RECORD LIST.
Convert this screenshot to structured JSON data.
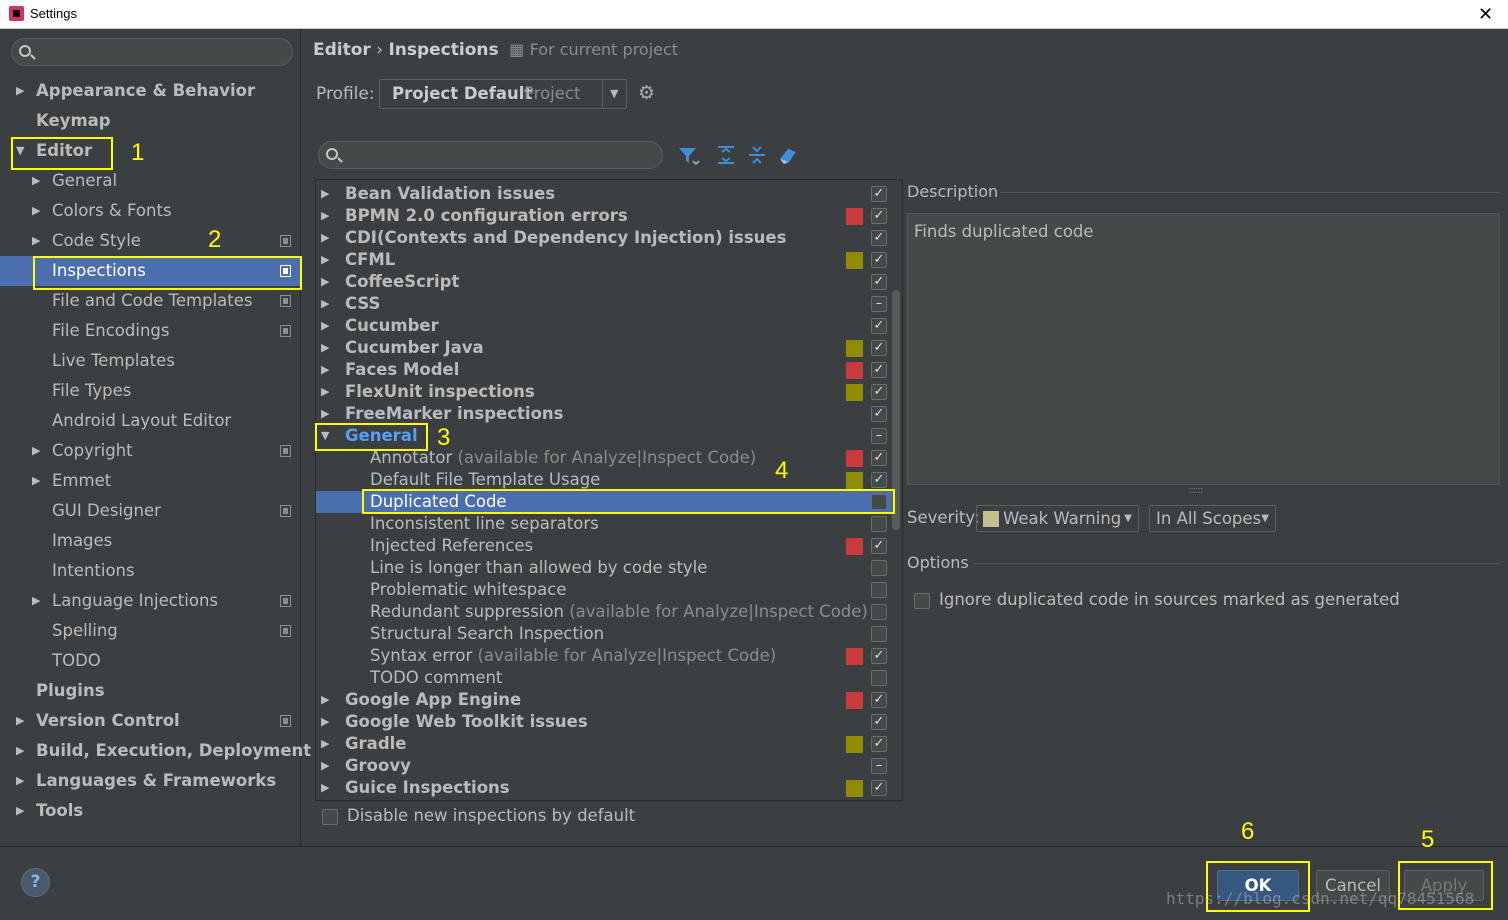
{
  "window": {
    "title": "Settings",
    "close_glyph": "✕"
  },
  "sidebar": {
    "items": [
      {
        "label": "Appearance & Behavior",
        "bold": true,
        "arrow": "▶",
        "level": 0,
        "proj": false,
        "selected": false
      },
      {
        "label": "Keymap",
        "bold": true,
        "arrow": "",
        "level": 0,
        "proj": false,
        "selected": false
      },
      {
        "label": "Editor",
        "bold": true,
        "arrow": "▼",
        "level": 0,
        "proj": false,
        "selected": false
      },
      {
        "label": "General",
        "bold": false,
        "arrow": "▶",
        "level": 1,
        "proj": false,
        "selected": false
      },
      {
        "label": "Colors & Fonts",
        "bold": false,
        "arrow": "▶",
        "level": 1,
        "proj": false,
        "selected": false
      },
      {
        "label": "Code Style",
        "bold": false,
        "arrow": "▶",
        "level": 1,
        "proj": true,
        "selected": false
      },
      {
        "label": "Inspections",
        "bold": false,
        "arrow": "",
        "level": 2,
        "proj": true,
        "selected": true
      },
      {
        "label": "File and Code Templates",
        "bold": false,
        "arrow": "",
        "level": 2,
        "proj": true,
        "selected": false
      },
      {
        "label": "File Encodings",
        "bold": false,
        "arrow": "",
        "level": 2,
        "proj": true,
        "selected": false
      },
      {
        "label": "Live Templates",
        "bold": false,
        "arrow": "",
        "level": 2,
        "proj": false,
        "selected": false
      },
      {
        "label": "File Types",
        "bold": false,
        "arrow": "",
        "level": 2,
        "proj": false,
        "selected": false
      },
      {
        "label": "Android Layout Editor",
        "bold": false,
        "arrow": "",
        "level": 2,
        "proj": false,
        "selected": false
      },
      {
        "label": "Copyright",
        "bold": false,
        "arrow": "▶",
        "level": 1,
        "proj": true,
        "selected": false
      },
      {
        "label": "Emmet",
        "bold": false,
        "arrow": "▶",
        "level": 1,
        "proj": false,
        "selected": false
      },
      {
        "label": "GUI Designer",
        "bold": false,
        "arrow": "",
        "level": 2,
        "proj": true,
        "selected": false
      },
      {
        "label": "Images",
        "bold": false,
        "arrow": "",
        "level": 2,
        "proj": false,
        "selected": false
      },
      {
        "label": "Intentions",
        "bold": false,
        "arrow": "",
        "level": 2,
        "proj": false,
        "selected": false
      },
      {
        "label": "Language Injections",
        "bold": false,
        "arrow": "▶",
        "level": 1,
        "proj": true,
        "selected": false
      },
      {
        "label": "Spelling",
        "bold": false,
        "arrow": "",
        "level": 2,
        "proj": true,
        "selected": false
      },
      {
        "label": "TODO",
        "bold": false,
        "arrow": "",
        "level": 2,
        "proj": false,
        "selected": false
      },
      {
        "label": "Plugins",
        "bold": true,
        "arrow": "",
        "level": 0,
        "proj": false,
        "selected": false
      },
      {
        "label": "Version Control",
        "bold": true,
        "arrow": "▶",
        "level": 0,
        "proj": true,
        "selected": false
      },
      {
        "label": "Build, Execution, Deployment",
        "bold": true,
        "arrow": "▶",
        "level": 0,
        "proj": false,
        "selected": false
      },
      {
        "label": "Languages & Frameworks",
        "bold": true,
        "arrow": "▶",
        "level": 0,
        "proj": false,
        "selected": false
      },
      {
        "label": "Tools",
        "bold": true,
        "arrow": "▶",
        "level": 0,
        "proj": false,
        "selected": false
      }
    ]
  },
  "breadcrumb": {
    "parent": "Editor",
    "separator": "›",
    "current": "Inspections",
    "scope_note": "For current project"
  },
  "profile": {
    "label": "Profile:",
    "name": "Project Default",
    "type": "Project",
    "dropdown_glyph": "▼",
    "gear_glyph": "⚙"
  },
  "inspections": {
    "rows": [
      {
        "label": "Bean Validation issues",
        "note": "",
        "bold": true,
        "arrow": "▶",
        "indent": 0,
        "sev": "",
        "check": "✓",
        "selected": false
      },
      {
        "label": "BPMN 2.0 configuration errors",
        "note": "",
        "bold": true,
        "arrow": "▶",
        "indent": 0,
        "sev": "#c93b3b",
        "check": "✓",
        "selected": false
      },
      {
        "label": "CDI(Contexts and Dependency Injection) issues",
        "note": "",
        "bold": true,
        "arrow": "▶",
        "indent": 0,
        "sev": "",
        "check": "✓",
        "selected": false
      },
      {
        "label": "CFML",
        "note": "",
        "bold": true,
        "arrow": "▶",
        "indent": 0,
        "sev": "#8f8c00",
        "check": "✓",
        "selected": false
      },
      {
        "label": "CoffeeScript",
        "note": "",
        "bold": true,
        "arrow": "▶",
        "indent": 0,
        "sev": "",
        "check": "✓",
        "selected": false
      },
      {
        "label": "CSS",
        "note": "",
        "bold": true,
        "arrow": "▶",
        "indent": 0,
        "sev": "",
        "check": "–",
        "selected": false
      },
      {
        "label": "Cucumber",
        "note": "",
        "bold": true,
        "arrow": "▶",
        "indent": 0,
        "sev": "",
        "check": "✓",
        "selected": false
      },
      {
        "label": "Cucumber Java",
        "note": "",
        "bold": true,
        "arrow": "▶",
        "indent": 0,
        "sev": "#8f8c00",
        "check": "✓",
        "selected": false
      },
      {
        "label": "Faces Model",
        "note": "",
        "bold": true,
        "arrow": "▶",
        "indent": 0,
        "sev": "#c93b3b",
        "check": "✓",
        "selected": false
      },
      {
        "label": "FlexUnit inspections",
        "note": "",
        "bold": true,
        "arrow": "▶",
        "indent": 0,
        "sev": "#8f8c00",
        "check": "✓",
        "selected": false
      },
      {
        "label": "FreeMarker inspections",
        "note": "",
        "bold": true,
        "arrow": "▶",
        "indent": 0,
        "sev": "",
        "check": "✓",
        "selected": false
      },
      {
        "label": "General",
        "note": "",
        "bold": true,
        "arrow": "▼",
        "indent": 0,
        "sev": "",
        "check": "–",
        "selected": false,
        "general": true
      },
      {
        "label": "Annotator",
        "note": "(available for Analyze|Inspect Code)",
        "bold": false,
        "arrow": "",
        "indent": 1,
        "sev": "#c93b3b",
        "check": "✓",
        "selected": false
      },
      {
        "label": "Default File Template Usage",
        "note": "",
        "bold": false,
        "arrow": "",
        "indent": 1,
        "sev": "#8f8c00",
        "check": "✓",
        "selected": false
      },
      {
        "label": "Duplicated Code",
        "note": "",
        "bold": false,
        "arrow": "",
        "indent": 1,
        "sev": "",
        "check": "",
        "selected": true
      },
      {
        "label": "Inconsistent line separators",
        "note": "",
        "bold": false,
        "arrow": "",
        "indent": 1,
        "sev": "",
        "check": "",
        "selected": false
      },
      {
        "label": "Injected References",
        "note": "",
        "bold": false,
        "arrow": "",
        "indent": 1,
        "sev": "#c93b3b",
        "check": "✓",
        "selected": false
      },
      {
        "label": "Line is longer than allowed by code style",
        "note": "",
        "bold": false,
        "arrow": "",
        "indent": 1,
        "sev": "",
        "check": "",
        "selected": false
      },
      {
        "label": "Problematic whitespace",
        "note": "",
        "bold": false,
        "arrow": "",
        "indent": 1,
        "sev": "",
        "check": "",
        "selected": false
      },
      {
        "label": "Redundant suppression",
        "note": "(available for Analyze|Inspect Code)",
        "bold": false,
        "arrow": "",
        "indent": 1,
        "sev": "",
        "check": "",
        "selected": false
      },
      {
        "label": "Structural Search Inspection",
        "note": "",
        "bold": false,
        "arrow": "",
        "indent": 1,
        "sev": "",
        "check": "",
        "selected": false
      },
      {
        "label": "Syntax error",
        "note": "(available for Analyze|Inspect Code)",
        "bold": false,
        "arrow": "",
        "indent": 1,
        "sev": "#c93b3b",
        "check": "✓",
        "selected": false
      },
      {
        "label": "TODO comment",
        "note": "",
        "bold": false,
        "arrow": "",
        "indent": 1,
        "sev": "",
        "check": "",
        "selected": false
      },
      {
        "label": "Google App Engine",
        "note": "",
        "bold": true,
        "arrow": "▶",
        "indent": 0,
        "sev": "#c93b3b",
        "check": "✓",
        "selected": false
      },
      {
        "label": "Google Web Toolkit issues",
        "note": "",
        "bold": true,
        "arrow": "▶",
        "indent": 0,
        "sev": "",
        "check": "✓",
        "selected": false
      },
      {
        "label": "Gradle",
        "note": "",
        "bold": true,
        "arrow": "▶",
        "indent": 0,
        "sev": "#8f8c00",
        "check": "✓",
        "selected": false
      },
      {
        "label": "Groovy",
        "note": "",
        "bold": true,
        "arrow": "▶",
        "indent": 0,
        "sev": "",
        "check": "–",
        "selected": false
      },
      {
        "label": "Guice Inspections",
        "note": "",
        "bold": true,
        "arrow": "▶",
        "indent": 0,
        "sev": "#8f8c00",
        "check": "✓",
        "selected": false
      }
    ],
    "disable_new_label": "Disable new inspections by default"
  },
  "description": {
    "title": "Description",
    "text": "Finds duplicated code",
    "grip": "::::::",
    "severity_label": "Severity:",
    "severity_value": "Weak Warning",
    "severity_swatch": "#c5c08e",
    "scope_value": "In All Scopes",
    "dropdown_glyph": "▼",
    "options_title": "Options",
    "ignore_label": "Ignore duplicated code in sources marked as generated"
  },
  "footer": {
    "help": "?",
    "ok": "OK",
    "cancel": "Cancel",
    "apply": "Apply",
    "watermark": "https://blog.csdn.net/qq78451568"
  },
  "annotations": {
    "n1": "1",
    "n2": "2",
    "n3": "3",
    "n4": "4",
    "n5": "5",
    "n6": "6"
  },
  "colors": {
    "accent": "#4b6eaf",
    "highlight": "#ffff00",
    "error": "#c93b3b",
    "warning": "#8f8c00"
  }
}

TASK DETAILS. Check each line above for the word "Templates", and copy the lines where it appears.

RESULT.
        "label": "File and Code Templates",
        "label": "Live Templates",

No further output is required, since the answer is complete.